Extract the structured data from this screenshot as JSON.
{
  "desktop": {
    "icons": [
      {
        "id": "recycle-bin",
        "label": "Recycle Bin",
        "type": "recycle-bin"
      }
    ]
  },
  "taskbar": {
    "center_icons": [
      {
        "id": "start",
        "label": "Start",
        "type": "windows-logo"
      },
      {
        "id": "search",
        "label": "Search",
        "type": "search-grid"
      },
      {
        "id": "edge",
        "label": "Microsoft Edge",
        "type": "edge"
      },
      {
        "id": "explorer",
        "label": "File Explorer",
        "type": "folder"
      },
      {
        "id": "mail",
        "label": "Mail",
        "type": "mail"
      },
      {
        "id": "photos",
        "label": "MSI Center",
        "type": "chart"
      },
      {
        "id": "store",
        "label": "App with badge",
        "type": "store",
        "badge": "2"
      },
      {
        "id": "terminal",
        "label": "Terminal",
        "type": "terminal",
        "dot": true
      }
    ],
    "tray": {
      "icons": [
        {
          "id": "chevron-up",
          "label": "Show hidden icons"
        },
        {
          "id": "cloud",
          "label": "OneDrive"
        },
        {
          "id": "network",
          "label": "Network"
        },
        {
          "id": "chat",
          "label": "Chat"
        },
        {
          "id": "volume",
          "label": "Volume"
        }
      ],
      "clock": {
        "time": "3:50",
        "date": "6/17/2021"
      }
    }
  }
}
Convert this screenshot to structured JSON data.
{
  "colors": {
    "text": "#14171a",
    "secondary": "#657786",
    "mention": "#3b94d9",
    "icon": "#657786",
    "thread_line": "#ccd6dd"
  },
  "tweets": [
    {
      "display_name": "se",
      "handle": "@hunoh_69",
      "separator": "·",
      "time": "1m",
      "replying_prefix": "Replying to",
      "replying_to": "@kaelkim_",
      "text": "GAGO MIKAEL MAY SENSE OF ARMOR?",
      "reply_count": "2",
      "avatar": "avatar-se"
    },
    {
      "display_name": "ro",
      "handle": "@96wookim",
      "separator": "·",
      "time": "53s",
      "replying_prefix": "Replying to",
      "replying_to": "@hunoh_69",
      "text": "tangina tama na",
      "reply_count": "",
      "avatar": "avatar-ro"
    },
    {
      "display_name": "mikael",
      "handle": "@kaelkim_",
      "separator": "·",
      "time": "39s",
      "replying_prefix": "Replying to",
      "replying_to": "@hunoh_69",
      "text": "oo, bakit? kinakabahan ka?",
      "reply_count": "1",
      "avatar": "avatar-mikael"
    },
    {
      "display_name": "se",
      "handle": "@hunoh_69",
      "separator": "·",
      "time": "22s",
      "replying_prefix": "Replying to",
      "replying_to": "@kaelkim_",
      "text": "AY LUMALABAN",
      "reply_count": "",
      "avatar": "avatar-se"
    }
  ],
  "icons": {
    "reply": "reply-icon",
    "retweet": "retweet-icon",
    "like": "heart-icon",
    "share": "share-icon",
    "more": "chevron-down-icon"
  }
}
● ● ● ● ●
● Required task: Write the listing out again, exactly as it reads.

● Task output:
Extract the structured data from this screenshot as JSON.
{
  "desktop": {
    "icons": [
      {
        "id": "recycle-bin",
        "label": "Recycle Bin",
        "type": "recycle-bin"
      }
    ]
  },
  "taskbar": {
    "center_icons": [
      {
        "id": "start",
        "label": "Start",
        "type": "windows-logo"
      },
      {
        "id": "search",
        "label": "Search",
        "type": "search-grid"
      },
      {
        "id": "edge",
        "label": "Microsoft Edge",
        "type": "edge"
      },
      {
        "id": "explorer",
        "label": "File Explorer",
        "type": "folder"
      },
      {
        "id": "mail",
        "label": "Mail",
        "type": "mail"
      },
      {
        "id": "photos",
        "label": "MSI Center",
        "type": "chart"
      },
      {
        "id": "store",
        "label": "App with badge",
        "type": "store",
        "badge": "2"
      },
      {
        "id": "terminal",
        "label": "Terminal",
        "type": "terminal",
        "dot": true
      }
    ],
    "tray": {
      "icons": [
        {
          "id": "chevron-up",
          "label": "Show hidden icons"
        },
        {
          "id": "cloud",
          "label": "OneDrive"
        },
        {
          "id": "network",
          "label": "Network"
        },
        {
          "id": "chat",
          "label": "Chat"
        },
        {
          "id": "volume",
          "label": "Volume"
        }
      ],
      "clock": {
        "time": "3:50",
        "date": "6/17/2021"
      }
    }
  }
}
Convert this screenshot to structured JSON data.
{
  "colors": {
    "text": "#14171a",
    "secondary": "#657786",
    "mention": "#3b94d9",
    "icon": "#657786",
    "thread_line": "#ccd6dd"
  },
  "tweets": [
    {
      "display_name": "se",
      "handle": "@hunoh_69",
      "separator": "·",
      "time": "1m",
      "replying_prefix": "Replying to",
      "replying_to": "@kaelkim_",
      "text": "GAGO MIKAEL MAY SENSE OF ARMOR?",
      "reply_count": "2",
      "avatar": "avatar-se"
    },
    {
      "display_name": "ro",
      "handle": "@96wookim",
      "separator": "·",
      "time": "53s",
      "replying_prefix": "Replying to",
      "replying_to": "@hunoh_69",
      "text": "tangina tama na",
      "reply_count": "",
      "avatar": "avatar-ro"
    },
    {
      "display_name": "mikael",
      "handle": "@kaelkim_",
      "separator": "·",
      "time": "39s",
      "replying_prefix": "Replying to",
      "replying_to": "@hunoh_69",
      "text": "oo, bakit? kinakabahan ka?",
      "reply_count": "1",
      "avatar": "avatar-mikael"
    },
    {
      "display_name": "se",
      "handle": "@hunoh_69",
      "separator": "·",
      "time": "22s",
      "replying_prefix": "Replying to",
      "replying_to": "@kaelkim_",
      "text": "AY LUMALABAN",
      "reply_count": "",
      "avatar": "avatar-se"
    }
  ],
  "icons": {
    "reply": "reply-icon",
    "retweet": "retweet-icon",
    "like": "heart-icon",
    "share": "share-icon",
    "more": "chevron-down-icon"
  }
}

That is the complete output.